__WHAT IS ASKED__:
All of the data should be repeated exactly; pictures are not part of the copy.

==== RECORD EXCERPTS ====

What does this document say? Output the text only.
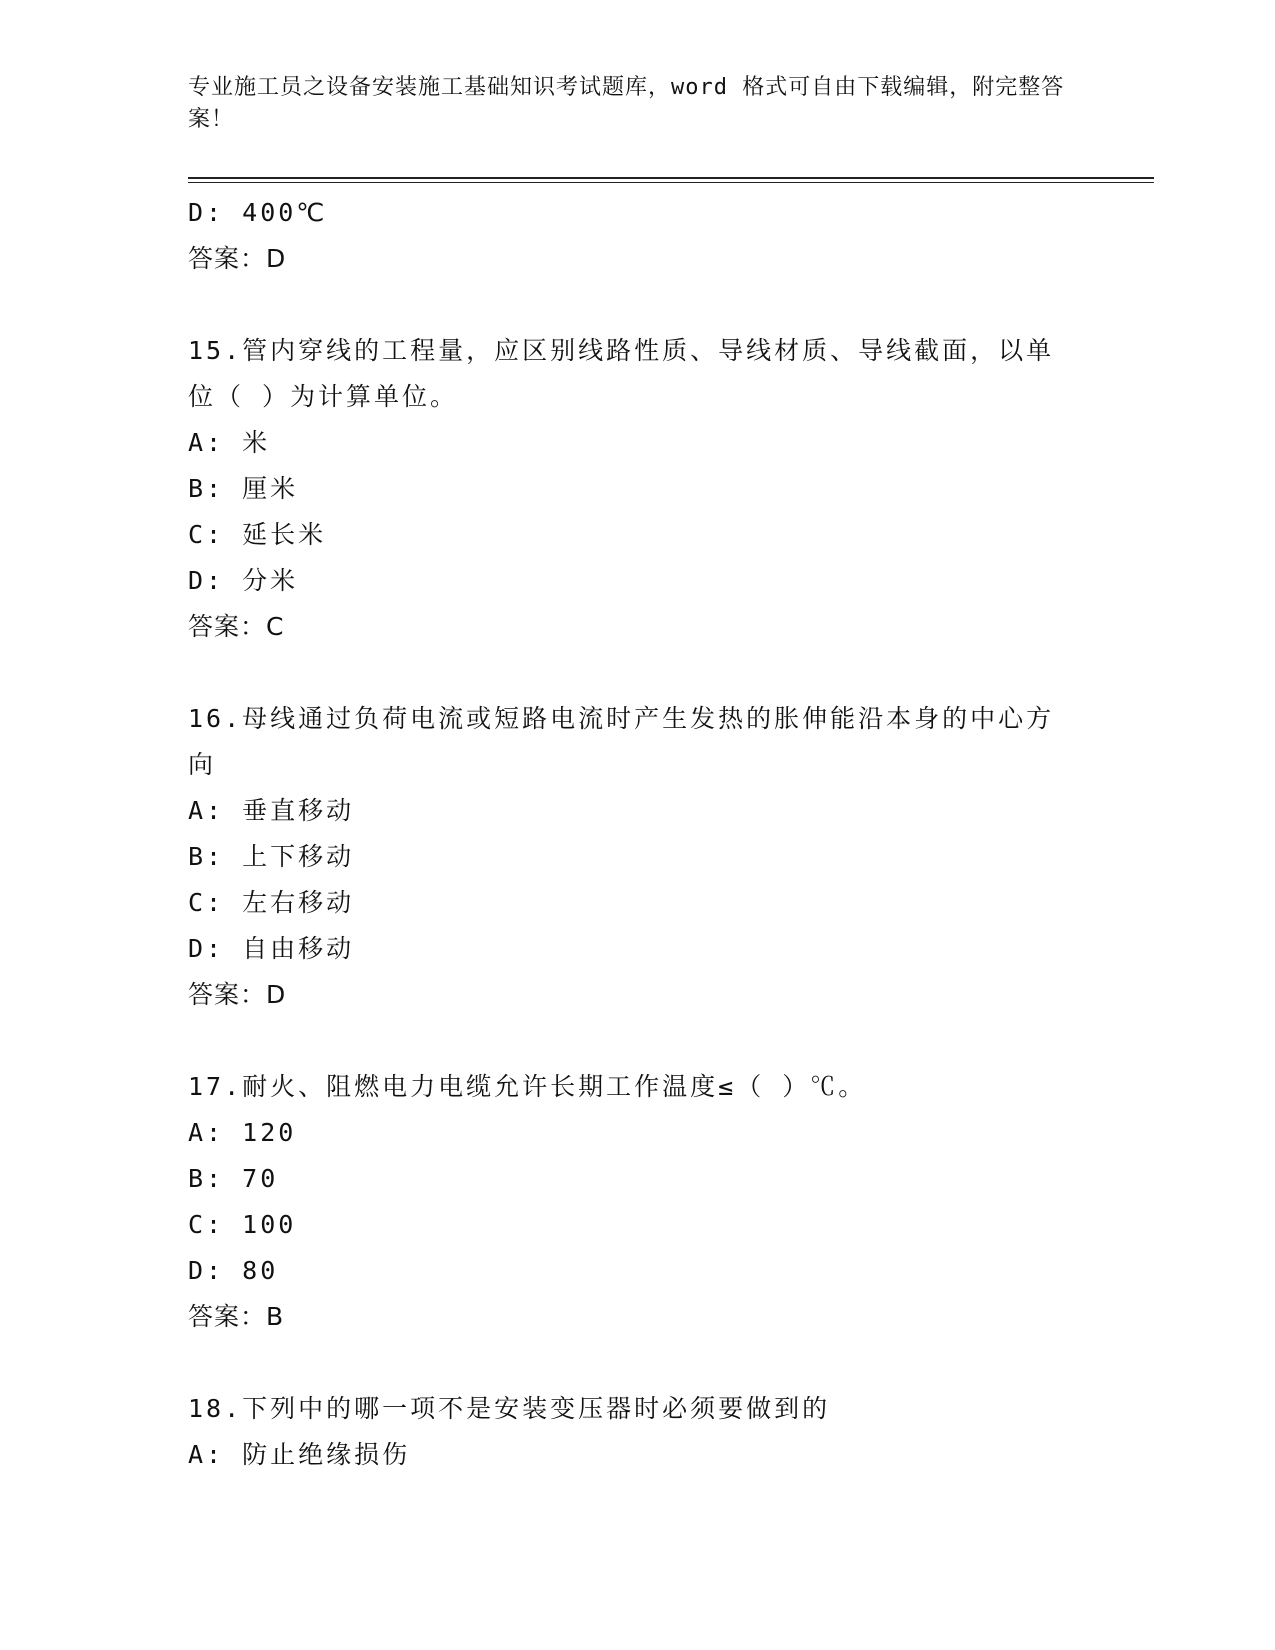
专业施工员之设备安装施工基础知识考试题库，word 格式可自由下载编辑，附完整答案！
D: 400℃
答案：D
15.管内穿线的工程量，应区别线路性质、导线材质、导线截面，以单
位（ ）为计算单位。
A: 米
B: 厘米
C: 延长米
D: 分米
答案：C
16.母线通过负荷电流或短路电流时产生发热的胀伸能沿本身的中心方
向
A: 垂直移动
B: 上下移动
C: 左右移动
D: 自由移动
答案：D
17.耐火、阻燃电力电缆允许长期工作温度≤（ ）℃。
A: 120
B: 70
C: 100
D: 80
答案：B
18.下列中的哪一项不是安装变压器时必须要做到的
A: 防止绝缘损伤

====

__TASK OUTPUT__:
What does this document say? Output the text only.
专业施工员之设备安装施工基础知识考试题库，word 格式可自由下载编辑，附完整答案！
D: 400℃
答案：D
15.管内穿线的工程量，应区别线路性质、导线材质、导线截面，以单
位（ ）为计算单位。
A: 米
B: 厘米
C: 延长米
D: 分米
答案：C
16.母线通过负荷电流或短路电流时产生发热的胀伸能沿本身的中心方
向
A: 垂直移动
B: 上下移动
C: 左右移动
D: 自由移动
答案：D
17.耐火、阻燃电力电缆允许长期工作温度≤（ ）℃。
A: 120
B: 70
C: 100
D: 80
答案：B
18.下列中的哪一项不是安装变压器时必须要做到的
A: 防止绝缘损伤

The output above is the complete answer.